Begin Task inputs
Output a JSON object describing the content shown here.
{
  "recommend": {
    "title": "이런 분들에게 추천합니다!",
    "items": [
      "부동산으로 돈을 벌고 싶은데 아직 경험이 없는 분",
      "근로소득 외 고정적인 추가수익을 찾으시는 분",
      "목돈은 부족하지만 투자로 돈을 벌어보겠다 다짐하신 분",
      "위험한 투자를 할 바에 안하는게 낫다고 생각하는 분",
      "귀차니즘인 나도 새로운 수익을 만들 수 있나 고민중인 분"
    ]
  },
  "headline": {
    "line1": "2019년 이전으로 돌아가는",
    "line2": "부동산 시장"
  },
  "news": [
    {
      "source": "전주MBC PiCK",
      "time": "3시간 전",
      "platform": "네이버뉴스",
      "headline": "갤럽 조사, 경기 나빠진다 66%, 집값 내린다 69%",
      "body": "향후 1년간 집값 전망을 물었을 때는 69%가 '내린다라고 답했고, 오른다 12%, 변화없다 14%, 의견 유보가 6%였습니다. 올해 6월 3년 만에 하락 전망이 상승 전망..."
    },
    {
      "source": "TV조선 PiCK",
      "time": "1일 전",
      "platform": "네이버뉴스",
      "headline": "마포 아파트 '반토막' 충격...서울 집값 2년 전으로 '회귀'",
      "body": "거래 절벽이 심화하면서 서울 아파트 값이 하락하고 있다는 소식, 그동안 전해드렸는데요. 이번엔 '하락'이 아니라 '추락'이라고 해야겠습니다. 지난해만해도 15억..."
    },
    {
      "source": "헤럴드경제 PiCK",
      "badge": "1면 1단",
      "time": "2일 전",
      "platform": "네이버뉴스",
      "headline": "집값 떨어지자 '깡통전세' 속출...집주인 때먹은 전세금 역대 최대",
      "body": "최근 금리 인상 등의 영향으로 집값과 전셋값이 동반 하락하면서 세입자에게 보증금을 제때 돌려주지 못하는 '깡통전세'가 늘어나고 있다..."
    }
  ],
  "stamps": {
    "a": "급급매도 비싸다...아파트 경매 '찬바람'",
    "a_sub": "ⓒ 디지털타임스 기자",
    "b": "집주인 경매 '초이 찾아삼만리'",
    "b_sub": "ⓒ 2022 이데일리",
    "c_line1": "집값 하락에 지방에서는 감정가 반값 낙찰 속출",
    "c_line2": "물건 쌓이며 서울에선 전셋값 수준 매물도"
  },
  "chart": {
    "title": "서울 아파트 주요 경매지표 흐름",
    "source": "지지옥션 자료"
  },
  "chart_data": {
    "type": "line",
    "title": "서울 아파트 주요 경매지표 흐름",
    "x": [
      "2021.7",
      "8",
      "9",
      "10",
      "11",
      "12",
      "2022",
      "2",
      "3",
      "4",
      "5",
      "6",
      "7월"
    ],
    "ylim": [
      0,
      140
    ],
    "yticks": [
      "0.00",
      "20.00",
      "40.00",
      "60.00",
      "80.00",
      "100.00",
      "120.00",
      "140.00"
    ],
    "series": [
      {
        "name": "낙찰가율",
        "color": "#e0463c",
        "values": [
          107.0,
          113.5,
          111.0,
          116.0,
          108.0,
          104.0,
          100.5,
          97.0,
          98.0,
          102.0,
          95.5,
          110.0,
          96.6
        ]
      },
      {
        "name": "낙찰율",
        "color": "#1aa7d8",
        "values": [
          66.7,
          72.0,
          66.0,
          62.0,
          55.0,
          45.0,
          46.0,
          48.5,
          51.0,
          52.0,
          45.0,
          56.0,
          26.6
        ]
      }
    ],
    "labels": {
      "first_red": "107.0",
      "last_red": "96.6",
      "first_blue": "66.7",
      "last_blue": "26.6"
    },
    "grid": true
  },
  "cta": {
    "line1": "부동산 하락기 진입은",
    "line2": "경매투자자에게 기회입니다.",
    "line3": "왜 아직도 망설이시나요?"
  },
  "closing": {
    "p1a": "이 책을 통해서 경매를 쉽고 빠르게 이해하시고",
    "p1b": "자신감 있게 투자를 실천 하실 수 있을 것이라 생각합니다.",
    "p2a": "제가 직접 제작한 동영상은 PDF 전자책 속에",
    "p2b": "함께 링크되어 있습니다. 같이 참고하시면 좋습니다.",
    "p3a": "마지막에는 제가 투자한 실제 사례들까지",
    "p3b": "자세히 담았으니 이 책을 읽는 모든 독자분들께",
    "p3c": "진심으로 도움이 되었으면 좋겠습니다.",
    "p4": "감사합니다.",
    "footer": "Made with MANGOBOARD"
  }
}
End Task inputs
- [Short exercise]
Return every entry verbatim.

- [Result below]
Output a JSON object describing the content shown here.
{
  "recommend": {
    "title": "이런 분들에게 추천합니다!",
    "items": [
      "부동산으로 돈을 벌고 싶은데 아직 경험이 없는 분",
      "근로소득 외 고정적인 추가수익을 찾으시는 분",
      "목돈은 부족하지만 투자로 돈을 벌어보겠다 다짐하신 분",
      "위험한 투자를 할 바에 안하는게 낫다고 생각하는 분",
      "귀차니즘인 나도 새로운 수익을 만들 수 있나 고민중인 분"
    ]
  },
  "headline": {
    "line1": "2019년 이전으로 돌아가는",
    "line2": "부동산 시장"
  },
  "news": [
    {
      "source": "전주MBC PiCK",
      "time": "3시간 전",
      "platform": "네이버뉴스",
      "headline": "갤럽 조사, 경기 나빠진다 66%, 집값 내린다 69%",
      "body": "향후 1년간 집값 전망을 물었을 때는 69%가 '내린다라고 답했고, 오른다 12%, 변화없다 14%, 의견 유보가 6%였습니다. 올해 6월 3년 만에 하락 전망이 상승 전망..."
    },
    {
      "source": "TV조선 PiCK",
      "time": "1일 전",
      "platform": "네이버뉴스",
      "headline": "마포 아파트 '반토막' 충격...서울 집값 2년 전으로 '회귀'",
      "body": "거래 절벽이 심화하면서 서울 아파트 값이 하락하고 있다는 소식, 그동안 전해드렸는데요. 이번엔 '하락'이 아니라 '추락'이라고 해야겠습니다. 지난해만해도 15억..."
    },
    {
      "source": "헤럴드경제 PiCK",
      "badge": "1면 1단",
      "time": "2일 전",
      "platform": "네이버뉴스",
      "headline": "집값 떨어지자 '깡통전세' 속출...집주인 때먹은 전세금 역대 최대",
      "body": "최근 금리 인상 등의 영향으로 집값과 전셋값이 동반 하락하면서 세입자에게 보증금을 제때 돌려주지 못하는 '깡통전세'가 늘어나고 있다..."
    }
  ],
  "stamps": {
    "a": "급급매도 비싸다...아파트 경매 '찬바람'",
    "a_sub": "ⓒ 디지털타임스 기자",
    "b": "집주인 경매 '초이 찾아삼만리'",
    "b_sub": "ⓒ 2022 이데일리",
    "c_line1": "집값 하락에 지방에서는 감정가 반값 낙찰 속출",
    "c_line2": "물건 쌓이며 서울에선 전셋값 수준 매물도"
  },
  "chart": {
    "title": "서울 아파트 주요 경매지표 흐름",
    "source": "지지옥션 자료"
  },
  "chart_data": {
    "type": "line",
    "title": "서울 아파트 주요 경매지표 흐름",
    "x": [
      "2021.7",
      "8",
      "9",
      "10",
      "11",
      "12",
      "2022",
      "2",
      "3",
      "4",
      "5",
      "6",
      "7월"
    ],
    "ylim": [
      0,
      140
    ],
    "yticks": [
      "0.00",
      "20.00",
      "40.00",
      "60.00",
      "80.00",
      "100.00",
      "120.00",
      "140.00"
    ],
    "series": [
      {
        "name": "낙찰가율",
        "color": "#e0463c",
        "values": [
          107.0,
          113.5,
          111.0,
          116.0,
          108.0,
          104.0,
          100.5,
          97.0,
          98.0,
          102.0,
          95.5,
          110.0,
          96.6
        ]
      },
      {
        "name": "낙찰율",
        "color": "#1aa7d8",
        "values": [
          66.7,
          72.0,
          66.0,
          62.0,
          55.0,
          45.0,
          46.0,
          48.5,
          51.0,
          52.0,
          45.0,
          56.0,
          26.6
        ]
      }
    ],
    "labels": {
      "first_red": "107.0",
      "last_red": "96.6",
      "first_blue": "66.7",
      "last_blue": "26.6"
    },
    "grid": true
  },
  "cta": {
    "line1": "부동산 하락기 진입은",
    "line2": "경매투자자에게 기회입니다.",
    "line3": "왜 아직도 망설이시나요?"
  },
  "closing": {
    "p1a": "이 책을 통해서 경매를 쉽고 빠르게 이해하시고",
    "p1b": "자신감 있게 투자를 실천 하실 수 있을 것이라 생각합니다.",
    "p2a": "제가 직접 제작한 동영상은 PDF 전자책 속에",
    "p2b": "함께 링크되어 있습니다. 같이 참고하시면 좋습니다.",
    "p3a": "마지막에는 제가 투자한 실제 사례들까지",
    "p3b": "자세히 담았으니 이 책을 읽는 모든 독자분들께",
    "p3c": "진심으로 도움이 되었으면 좋겠습니다.",
    "p4": "감사합니다.",
    "footer": "Made with MANGOBOARD"
  }
}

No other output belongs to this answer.